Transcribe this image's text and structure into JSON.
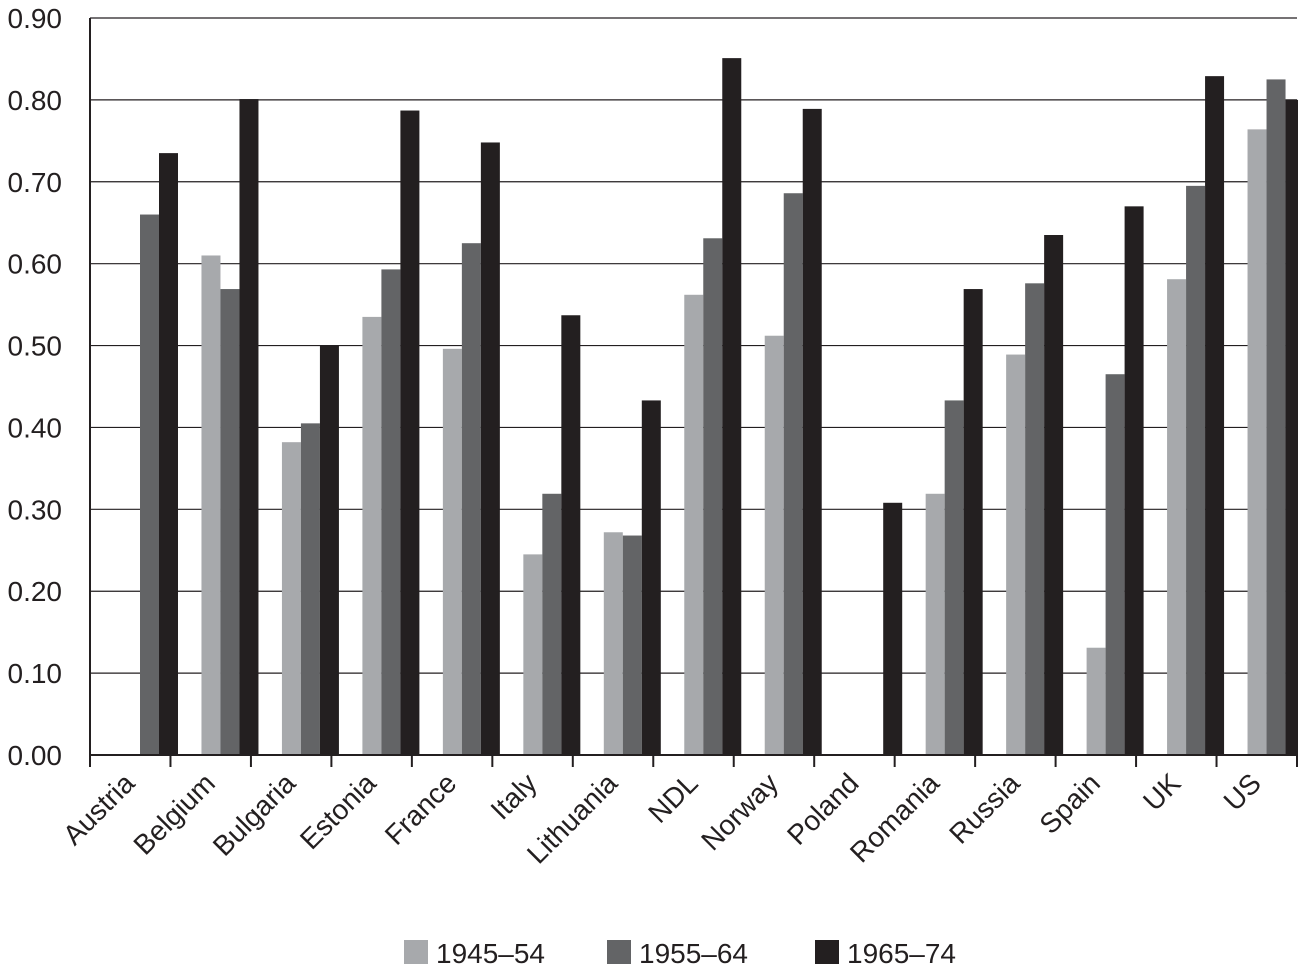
{
  "chart_data": {
    "type": "bar",
    "title": "",
    "xlabel": "",
    "ylabel": "",
    "ylim": [
      0,
      0.9
    ],
    "yticks": [
      "0.00",
      "0.10",
      "0.20",
      "0.30",
      "0.40",
      "0.50",
      "0.60",
      "0.70",
      "0.80",
      "0.90"
    ],
    "grid": true,
    "legend_position": "bottom",
    "categories": [
      "Austria",
      "Belgium",
      "Bulgaria",
      "Estonia",
      "France",
      "Italy",
      "Lithuania",
      "NDL",
      "Norway",
      "Poland",
      "Romania",
      "Russia",
      "Spain",
      "UK",
      "US"
    ],
    "series": [
      {
        "name": "1945–54",
        "color": "#a7a9ac",
        "values": [
          null,
          0.61,
          0.382,
          0.535,
          0.496,
          0.245,
          0.272,
          0.562,
          0.512,
          null,
          0.319,
          0.489,
          0.131,
          0.581,
          0.764
        ]
      },
      {
        "name": "1955–64",
        "color": "#636466",
        "values": [
          0.66,
          0.569,
          0.405,
          0.593,
          0.625,
          0.319,
          0.268,
          0.631,
          0.686,
          null,
          0.433,
          0.576,
          0.465,
          0.695,
          0.825
        ]
      },
      {
        "name": "1965–74",
        "color": "#231f20",
        "values": [
          0.735,
          0.801,
          0.5,
          0.787,
          0.748,
          0.537,
          0.433,
          0.851,
          0.789,
          0.308,
          0.569,
          0.635,
          0.67,
          0.829,
          0.8
        ]
      }
    ]
  }
}
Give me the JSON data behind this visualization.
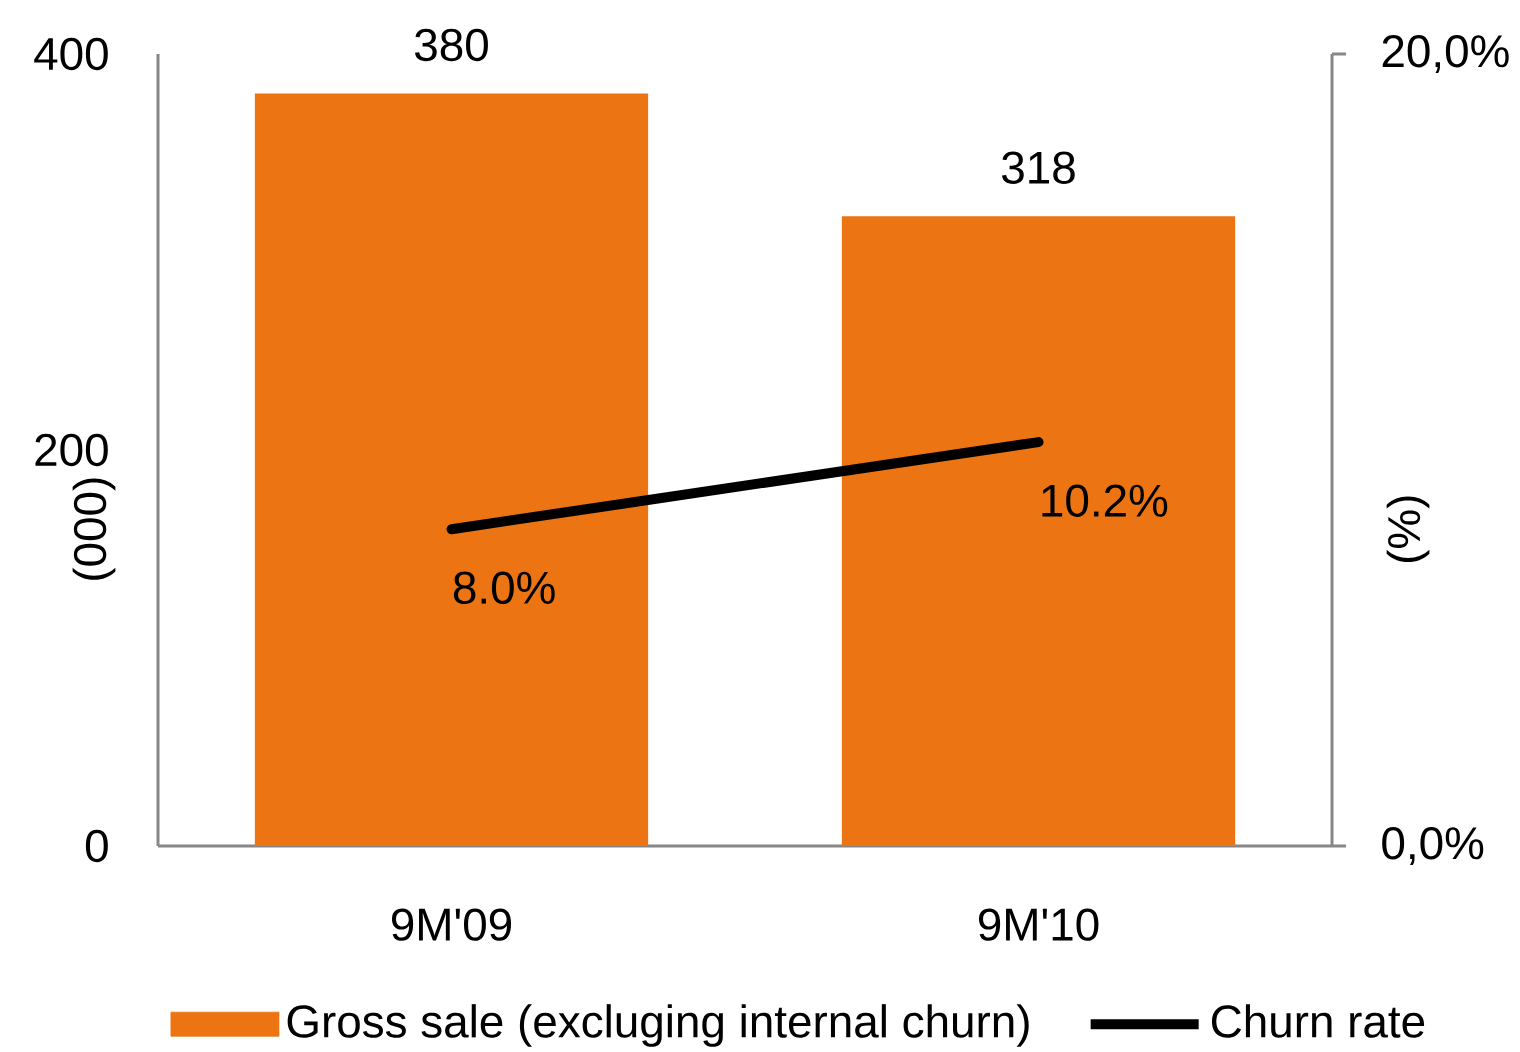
{
  "chart_data": {
    "type": "bar",
    "categories": [
      "9M'09",
      "9M'10"
    ],
    "ylabel": "(000)",
    "y2label": "(%)",
    "ylim": [
      0,
      400
    ],
    "yticks": [
      0,
      200,
      400
    ],
    "y2lim": [
      0,
      20
    ],
    "y2ticks": [
      {
        "value": 0,
        "label": "0,0%"
      },
      {
        "value": 20,
        "label": "20,0%"
      }
    ],
    "series": [
      {
        "name": "Gross sale (excluging internal churn)",
        "color": "#ec7412",
        "values": [
          380,
          318
        ],
        "value_labels": [
          "380",
          "318"
        ]
      },
      {
        "name": "Churn rate",
        "type": "line",
        "axis": "y2",
        "color": "#000000",
        "values": [
          8.0,
          10.2
        ],
        "value_labels": [
          "8.0%",
          "10.2%"
        ]
      }
    ],
    "legend": "bottom"
  }
}
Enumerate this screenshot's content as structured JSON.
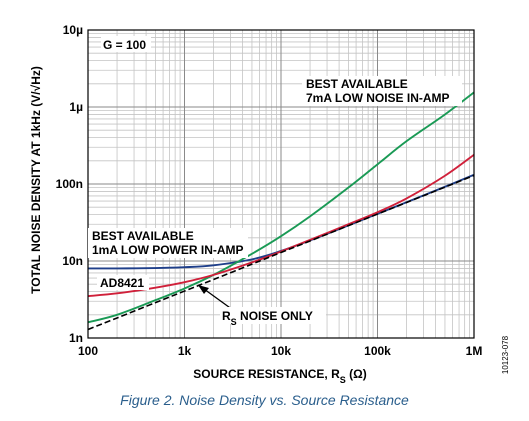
{
  "caption": "Figure 2. Noise Density vs. Source Resistance",
  "side_id": "10123-078",
  "chart_data": {
    "type": "line",
    "xlabel": "SOURCE RESISTANCE, R",
    "xlabel_sub": "S",
    "xlabel_unit": " (Ω)",
    "ylabel": "TOTAL NOISE DENSITY AT 1kHz (V/√Hz)",
    "xscale": "log",
    "yscale": "log",
    "xlim": [
      100,
      1000000
    ],
    "ylim": [
      1e-09,
      1e-05
    ],
    "grid": true,
    "x_ticks": [
      {
        "v": 100,
        "label": "100"
      },
      {
        "v": 1000,
        "label": "1k"
      },
      {
        "v": 10000,
        "label": "10k"
      },
      {
        "v": 100000,
        "label": "100k"
      },
      {
        "v": 1000000,
        "label": "1M"
      }
    ],
    "y_ticks": [
      {
        "v": 1e-09,
        "label": "1n"
      },
      {
        "v": 1e-08,
        "label": "10n"
      },
      {
        "v": 1e-07,
        "label": "100n"
      },
      {
        "v": 1e-06,
        "label": "1µ"
      },
      {
        "v": 1e-05,
        "label": "10µ"
      }
    ],
    "annotations": {
      "gain": "G = 100",
      "best7_line1": "BEST AVAILABLE",
      "best7_line2": "7mA LOW NOISE IN-AMP",
      "best1_line1": "BEST AVAILABLE",
      "best1_line2": "1mA LOW POWER IN-AMP",
      "ad8421": "AD8421",
      "rs_noise": "R",
      "rs_noise_sub": "S",
      "rs_noise_tail": " NOISE ONLY"
    },
    "series": [
      {
        "key": "ad8421",
        "color": "#d0203a",
        "dash": false,
        "x": [
          100,
          200,
          500,
          1000,
          2000,
          5000,
          10000,
          20000,
          50000,
          100000,
          200000,
          500000,
          1000000
        ],
        "y": [
          3.5e-09,
          3.8e-09,
          4.5e-09,
          5.3e-09,
          6.6e-09,
          9.6e-09,
          1.33e-08,
          1.88e-08,
          3e-08,
          4.3e-08,
          6.5e-08,
          1.28e-07,
          2.4e-07
        ]
      },
      {
        "key": "best_1ma",
        "color": "#1f3f8a",
        "dash": false,
        "x": [
          100,
          200,
          500,
          1000,
          2000,
          5000,
          10000,
          20000,
          50000,
          100000,
          200000,
          500000,
          1000000
        ],
        "y": [
          8e-09,
          8e-09,
          8.1e-09,
          8.3e-09,
          8.8e-09,
          1.05e-08,
          1.35e-08,
          1.85e-08,
          2.9e-08,
          4.1e-08,
          5.8e-08,
          9.2e-08,
          1.32e-07
        ]
      },
      {
        "key": "best_7ma",
        "color": "#1a9a55",
        "dash": false,
        "x": [
          100,
          200,
          500,
          1000,
          2000,
          5000,
          10000,
          20000,
          50000,
          100000,
          200000,
          500000,
          1000000
        ],
        "y": [
          1.6e-09,
          2e-09,
          3.1e-09,
          4.4e-09,
          6.6e-09,
          1.24e-08,
          2.1e-08,
          3.8e-08,
          9e-08,
          1.8e-07,
          3.6e-07,
          8e-07,
          1.55e-06
        ]
      },
      {
        "key": "rs_only",
        "color": "#000000",
        "dash": true,
        "x": [
          100,
          200,
          500,
          1000,
          2000,
          5000,
          10000,
          20000,
          50000,
          100000,
          200000,
          500000,
          1000000
        ],
        "y": [
          1.29e-09,
          1.82e-09,
          2.88e-09,
          4.07e-09,
          5.75e-09,
          9.1e-09,
          1.29e-08,
          1.82e-08,
          2.88e-08,
          4.07e-08,
          5.75e-08,
          9.1e-08,
          1.29e-07
        ]
      }
    ]
  }
}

**Directions:** Print each entry shown above with exact wording and no pictures.

**Written solution:**
Transcribe this image's text and structure into JSON.
{
  "chart_data": {
    "type": "bar",
    "title": "",
    "xlabel": "",
    "ylabel": "",
    "ylim": [
      0,
      0.9
    ],
    "yticks": [
      "0.00",
      "0.10",
      "0.20",
      "0.30",
      "0.40",
      "0.50",
      "0.60",
      "0.70",
      "0.80",
      "0.90"
    ],
    "grid": true,
    "legend_position": "bottom",
    "categories": [
      "Austria",
      "Belgium",
      "Bulgaria",
      "Estonia",
      "France",
      "Italy",
      "Lithuania",
      "NDL",
      "Norway",
      "Poland",
      "Romania",
      "Russia",
      "Spain",
      "UK",
      "US"
    ],
    "series": [
      {
        "name": "1945–54",
        "color": "#a7a9ac",
        "values": [
          null,
          0.61,
          0.382,
          0.535,
          0.496,
          0.245,
          0.272,
          0.562,
          0.512,
          null,
          0.319,
          0.489,
          0.131,
          0.581,
          0.764
        ]
      },
      {
        "name": "1955–64",
        "color": "#636466",
        "values": [
          0.66,
          0.569,
          0.405,
          0.593,
          0.625,
          0.319,
          0.268,
          0.631,
          0.686,
          null,
          0.433,
          0.576,
          0.465,
          0.695,
          0.825
        ]
      },
      {
        "name": "1965–74",
        "color": "#231f20",
        "values": [
          0.735,
          0.801,
          0.5,
          0.787,
          0.748,
          0.537,
          0.433,
          0.851,
          0.789,
          0.308,
          0.569,
          0.635,
          0.67,
          0.829,
          0.8
        ]
      }
    ]
  }
}
Give me the JSON data behind this visualization.
{
  "chart_data": {
    "type": "bar",
    "categories": [
      "9M'09",
      "9M'10"
    ],
    "ylabel": "(000)",
    "y2label": "(%)",
    "ylim": [
      0,
      400
    ],
    "yticks": [
      0,
      200,
      400
    ],
    "y2lim": [
      0,
      20
    ],
    "y2ticks": [
      {
        "value": 0,
        "label": "0,0%"
      },
      {
        "value": 20,
        "label": "20,0%"
      }
    ],
    "series": [
      {
        "name": "Gross sale (excluging internal churn)",
        "color": "#ec7412",
        "values": [
          380,
          318
        ],
        "value_labels": [
          "380",
          "318"
        ]
      },
      {
        "name": "Churn rate",
        "type": "line",
        "axis": "y2",
        "color": "#000000",
        "values": [
          8.0,
          10.2
        ],
        "value_labels": [
          "8.0%",
          "10.2%"
        ]
      }
    ],
    "legend": "bottom"
  }
}
Enumerate this screenshot's content as structured JSON.
{
  "caption": "Figure 2. Noise Density vs. Source Resistance",
  "side_id": "10123-078",
  "chart_data": {
    "type": "line",
    "xlabel": "SOURCE RESISTANCE, R",
    "xlabel_sub": "S",
    "xlabel_unit": " (Ω)",
    "ylabel": "TOTAL NOISE DENSITY AT 1kHz (V/√Hz)",
    "xscale": "log",
    "yscale": "log",
    "xlim": [
      100,
      1000000
    ],
    "ylim": [
      1e-09,
      1e-05
    ],
    "grid": true,
    "x_ticks": [
      {
        "v": 100,
        "label": "100"
      },
      {
        "v": 1000,
        "label": "1k"
      },
      {
        "v": 10000,
        "label": "10k"
      },
      {
        "v": 100000,
        "label": "100k"
      },
      {
        "v": 1000000,
        "label": "1M"
      }
    ],
    "y_ticks": [
      {
        "v": 1e-09,
        "label": "1n"
      },
      {
        "v": 1e-08,
        "label": "10n"
      },
      {
        "v": 1e-07,
        "label": "100n"
      },
      {
        "v": 1e-06,
        "label": "1µ"
      },
      {
        "v": 1e-05,
        "label": "10µ"
      }
    ],
    "annotations": {
      "gain": "G = 100",
      "best7_line1": "BEST AVAILABLE",
      "best7_line2": "7mA LOW NOISE IN-AMP",
      "best1_line1": "BEST AVAILABLE",
      "best1_line2": "1mA LOW POWER IN-AMP",
      "ad8421": "AD8421",
      "rs_noise": "R",
      "rs_noise_sub": "S",
      "rs_noise_tail": " NOISE ONLY"
    },
    "series": [
      {
        "key": "ad8421",
        "color": "#d0203a",
        "dash": false,
        "x": [
          100,
          200,
          500,
          1000,
          2000,
          5000,
          10000,
          20000,
          50000,
          100000,
          200000,
          500000,
          1000000
        ],
        "y": [
          3.5e-09,
          3.8e-09,
          4.5e-09,
          5.3e-09,
          6.6e-09,
          9.6e-09,
          1.33e-08,
          1.88e-08,
          3e-08,
          4.3e-08,
          6.5e-08,
          1.28e-07,
          2.4e-07
        ]
      },
      {
        "key": "best_1ma",
        "color": "#1f3f8a",
        "dash": false,
        "x": [
          100,
          200,
          500,
          1000,
          2000,
          5000,
          10000,
          20000,
          50000,
          100000,
          200000,
          500000,
          1000000
        ],
        "y": [
          8e-09,
          8e-09,
          8.1e-09,
          8.3e-09,
          8.8e-09,
          1.05e-08,
          1.35e-08,
          1.85e-08,
          2.9e-08,
          4.1e-08,
          5.8e-08,
          9.2e-08,
          1.32e-07
        ]
      },
      {
        "key": "best_7ma",
        "color": "#1a9a55",
        "dash": false,
        "x": [
          100,
          200,
          500,
          1000,
          2000,
          5000,
          10000,
          20000,
          50000,
          100000,
          200000,
          500000,
          1000000
        ],
        "y": [
          1.6e-09,
          2e-09,
          3.1e-09,
          4.4e-09,
          6.6e-09,
          1.24e-08,
          2.1e-08,
          3.8e-08,
          9e-08,
          1.8e-07,
          3.6e-07,
          8e-07,
          1.55e-06
        ]
      },
      {
        "key": "rs_only",
        "color": "#000000",
        "dash": true,
        "x": [
          100,
          200,
          500,
          1000,
          2000,
          5000,
          10000,
          20000,
          50000,
          100000,
          200000,
          500000,
          1000000
        ],
        "y": [
          1.29e-09,
          1.82e-09,
          2.88e-09,
          4.07e-09,
          5.75e-09,
          9.1e-09,
          1.29e-08,
          1.82e-08,
          2.88e-08,
          4.07e-08,
          5.75e-08,
          9.1e-08,
          1.29e-07
        ]
      }
    ]
  }
}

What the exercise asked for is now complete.